#### EXERCISE
Go through the data below and copy it exactly, skipping every picture.

#### EXERCISE MATERIAL

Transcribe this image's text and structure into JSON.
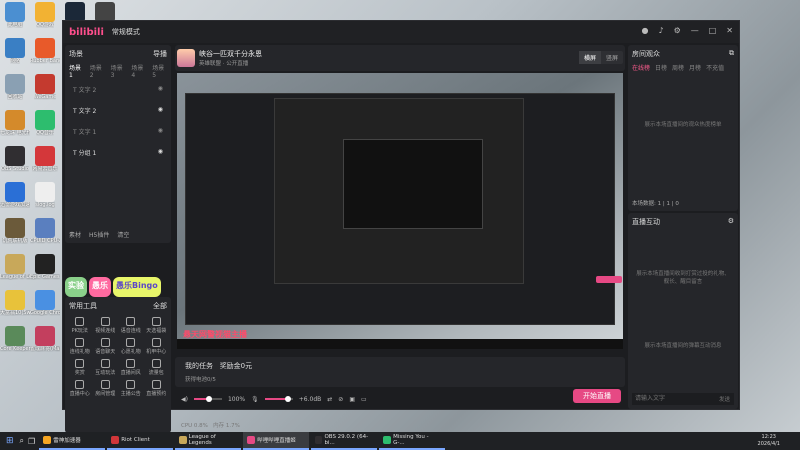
{
  "desktop": {
    "icons": [
      {
        "label": "此电脑",
        "color": "#4b8fd1"
      },
      {
        "label": "QQ游戏",
        "color": "#f2b233"
      },
      {
        "label": "Steam",
        "color": "#1b2838"
      },
      {
        "label": "G HUB",
        "color": "#444"
      },
      {
        "label": "",
        "color": "#e07cb6"
      },
      {
        "label": "",
        "color": "#5b7f9a"
      },
      {
        "label": "网络",
        "color": "#3a7fc4"
      },
      {
        "label": "Rubber Bandits",
        "color": "#e85a2a"
      },
      {
        "label": "回收站",
        "color": "#8aa0b3"
      },
      {
        "label": "WeGame",
        "color": "#c43a2f"
      },
      {
        "label": "七龙珠 电光作裂！ZERO",
        "color": "#d48a2b"
      },
      {
        "label": "QQ音乐",
        "color": "#2dbd6e"
      },
      {
        "label": "OBS Studio",
        "color": "#302e31"
      },
      {
        "label": "网易云音乐",
        "color": "#d4373a"
      },
      {
        "label": "迅雷游戏加速器",
        "color": "#2a6fd6"
      },
      {
        "label": "slog.log",
        "color": "#eee"
      },
      {
        "label": "饥荒联机版",
        "color": "#6b5a3a"
      },
      {
        "label": "CPUID CPU-Z",
        "color": "#5a7fbf"
      },
      {
        "label": "League of Legends",
        "color": "#c8a85a"
      },
      {
        "label": "Epic Games Launcher",
        "color": "#222"
      },
      {
        "label": "大富翁10(Switch...)",
        "color": "#e8c23a"
      },
      {
        "label": "Google Chrome",
        "color": "#4a90e2"
      },
      {
        "label": "Core Keeper 激活...",
        "color": "#5a8a5a"
      },
      {
        "label": "雀魂麻将(Mahjong...)",
        "color": "#c33f5e"
      }
    ]
  },
  "app": {
    "logo": "bilibili",
    "mode": "常规模式",
    "scenes": {
      "title": "场景",
      "guide": "导播",
      "tabs": [
        "场景1",
        "场景2",
        "场景3",
        "场景4",
        "场景5"
      ],
      "items": [
        {
          "name": "文字 2",
          "active": false
        },
        {
          "name": "文字 2",
          "active": true
        },
        {
          "name": "文字 1",
          "active": false
        },
        {
          "name": "分组 1",
          "active": true
        }
      ],
      "footer": [
        "素材",
        "H5插件",
        "清空"
      ]
    },
    "banner": [
      "实验",
      "愚乐",
      "愚乐Bingo"
    ],
    "tools": {
      "title": "常用工具",
      "all": "全部",
      "items": [
        "PK玩法",
        "视频连线",
        "语音连线",
        "天选福袋",
        "连线礼物",
        "语音聊天",
        "心愿礼物",
        "机甲中心",
        "奖赏",
        "互动玩法",
        "直播间风",
        "流量包",
        "直播中心",
        "房间管理",
        "主播公告",
        "直播预约"
      ]
    },
    "stream": {
      "title": "峡谷一匹双千分永恩",
      "category": "英雄联盟",
      "room": "公开直播",
      "quality": [
        "横屏",
        "竖屏"
      ],
      "overlay_text": "悬天网警视猫主播"
    },
    "task": {
      "title": "我的任务",
      "status": "获得电池0/5",
      "reward": "奖励金0元"
    },
    "controls": {
      "volume": "100%",
      "mic": "+6.0dB",
      "start": "开始直播"
    },
    "status": {
      "cpu": "CPU 0.8%",
      "mem": "内存 1.7%"
    },
    "audience": {
      "title": "房间观众",
      "tabs": [
        "在线榜",
        "日榜",
        "周榜",
        "月榜",
        "不充值"
      ],
      "empty": "展示本场直播间的观众热度榜单",
      "stats": "本场数据",
      "stat_values": [
        "1",
        "1",
        "0"
      ]
    },
    "interaction": {
      "title": "直播互动",
      "empty1": "展示本场直播间收到打赏过投的礼物、舰长、醒目留言",
      "empty2": "展示本场直播间的弹幕互动消息",
      "input_placeholder": "请输入文字",
      "send": "发送"
    }
  },
  "taskbar": {
    "items": [
      {
        "label": "雷神加速器",
        "color": "#f5a623"
      },
      {
        "label": "Riot Client",
        "color": "#d13639"
      },
      {
        "label": "League of Legends",
        "color": "#c8a85a"
      },
      {
        "label": "哔哩哔哩直播姬",
        "color": "#e64984"
      },
      {
        "label": "OBS 29.0.2 (64-bi...",
        "color": "#302e31"
      },
      {
        "label": "Missing You - G-...",
        "color": "#2dbd6e"
      }
    ],
    "time": "12:23",
    "date": "2026/4/1"
  }
}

#### SOLUTION TO THE EXERCISE
Transcribe this image's text and structure into JSON.
{
  "desktop": {
    "icons": [
      {
        "label": "此电脑",
        "color": "#4b8fd1"
      },
      {
        "label": "QQ游戏",
        "color": "#f2b233"
      },
      {
        "label": "Steam",
        "color": "#1b2838"
      },
      {
        "label": "G HUB",
        "color": "#444"
      },
      {
        "label": "",
        "color": "#e07cb6"
      },
      {
        "label": "",
        "color": "#5b7f9a"
      },
      {
        "label": "网络",
        "color": "#3a7fc4"
      },
      {
        "label": "Rubber Bandits",
        "color": "#e85a2a"
      },
      {
        "label": "回收站",
        "color": "#8aa0b3"
      },
      {
        "label": "WeGame",
        "color": "#c43a2f"
      },
      {
        "label": "七龙珠 电光作裂！ZERO",
        "color": "#d48a2b"
      },
      {
        "label": "QQ音乐",
        "color": "#2dbd6e"
      },
      {
        "label": "OBS Studio",
        "color": "#302e31"
      },
      {
        "label": "网易云音乐",
        "color": "#d4373a"
      },
      {
        "label": "迅雷游戏加速器",
        "color": "#2a6fd6"
      },
      {
        "label": "slog.log",
        "color": "#eee"
      },
      {
        "label": "饥荒联机版",
        "color": "#6b5a3a"
      },
      {
        "label": "CPUID CPU-Z",
        "color": "#5a7fbf"
      },
      {
        "label": "League of Legends",
        "color": "#c8a85a"
      },
      {
        "label": "Epic Games Launcher",
        "color": "#222"
      },
      {
        "label": "大富翁10(Switch...)",
        "color": "#e8c23a"
      },
      {
        "label": "Google Chrome",
        "color": "#4a90e2"
      },
      {
        "label": "Core Keeper 激活...",
        "color": "#5a8a5a"
      },
      {
        "label": "雀魂麻将(Mahjong...)",
        "color": "#c33f5e"
      }
    ]
  },
  "app": {
    "logo": "bilibili",
    "mode": "常规模式",
    "scenes": {
      "title": "场景",
      "guide": "导播",
      "tabs": [
        "场景1",
        "场景2",
        "场景3",
        "场景4",
        "场景5"
      ],
      "items": [
        {
          "name": "文字 2",
          "active": false
        },
        {
          "name": "文字 2",
          "active": true
        },
        {
          "name": "文字 1",
          "active": false
        },
        {
          "name": "分组 1",
          "active": true
        }
      ],
      "footer": [
        "素材",
        "H5插件",
        "清空"
      ]
    },
    "banner": [
      "实验",
      "愚乐",
      "愚乐Bingo"
    ],
    "tools": {
      "title": "常用工具",
      "all": "全部",
      "items": [
        "PK玩法",
        "视频连线",
        "语音连线",
        "天选福袋",
        "连线礼物",
        "语音聊天",
        "心愿礼物",
        "机甲中心",
        "奖赏",
        "互动玩法",
        "直播间风",
        "流量包",
        "直播中心",
        "房间管理",
        "主播公告",
        "直播预约"
      ]
    },
    "stream": {
      "title": "峡谷一匹双千分永恩",
      "category": "英雄联盟",
      "room": "公开直播",
      "quality": [
        "横屏",
        "竖屏"
      ],
      "overlay_text": "悬天网警视猫主播"
    },
    "task": {
      "title": "我的任务",
      "status": "获得电池0/5",
      "reward": "奖励金0元"
    },
    "controls": {
      "volume": "100%",
      "mic": "+6.0dB",
      "start": "开始直播"
    },
    "status": {
      "cpu": "CPU 0.8%",
      "mem": "内存 1.7%"
    },
    "audience": {
      "title": "房间观众",
      "tabs": [
        "在线榜",
        "日榜",
        "周榜",
        "月榜",
        "不充值"
      ],
      "empty": "展示本场直播间的观众热度榜单",
      "stats": "本场数据",
      "stat_values": [
        "1",
        "1",
        "0"
      ]
    },
    "interaction": {
      "title": "直播互动",
      "empty1": "展示本场直播间收到打赏过投的礼物、舰长、醒目留言",
      "empty2": "展示本场直播间的弹幕互动消息",
      "input_placeholder": "请输入文字",
      "send": "发送"
    }
  },
  "taskbar": {
    "items": [
      {
        "label": "雷神加速器",
        "color": "#f5a623"
      },
      {
        "label": "Riot Client",
        "color": "#d13639"
      },
      {
        "label": "League of Legends",
        "color": "#c8a85a"
      },
      {
        "label": "哔哩哔哩直播姬",
        "color": "#e64984"
      },
      {
        "label": "OBS 29.0.2 (64-bi...",
        "color": "#302e31"
      },
      {
        "label": "Missing You - G-...",
        "color": "#2dbd6e"
      }
    ],
    "time": "12:23",
    "date": "2026/4/1"
  }
}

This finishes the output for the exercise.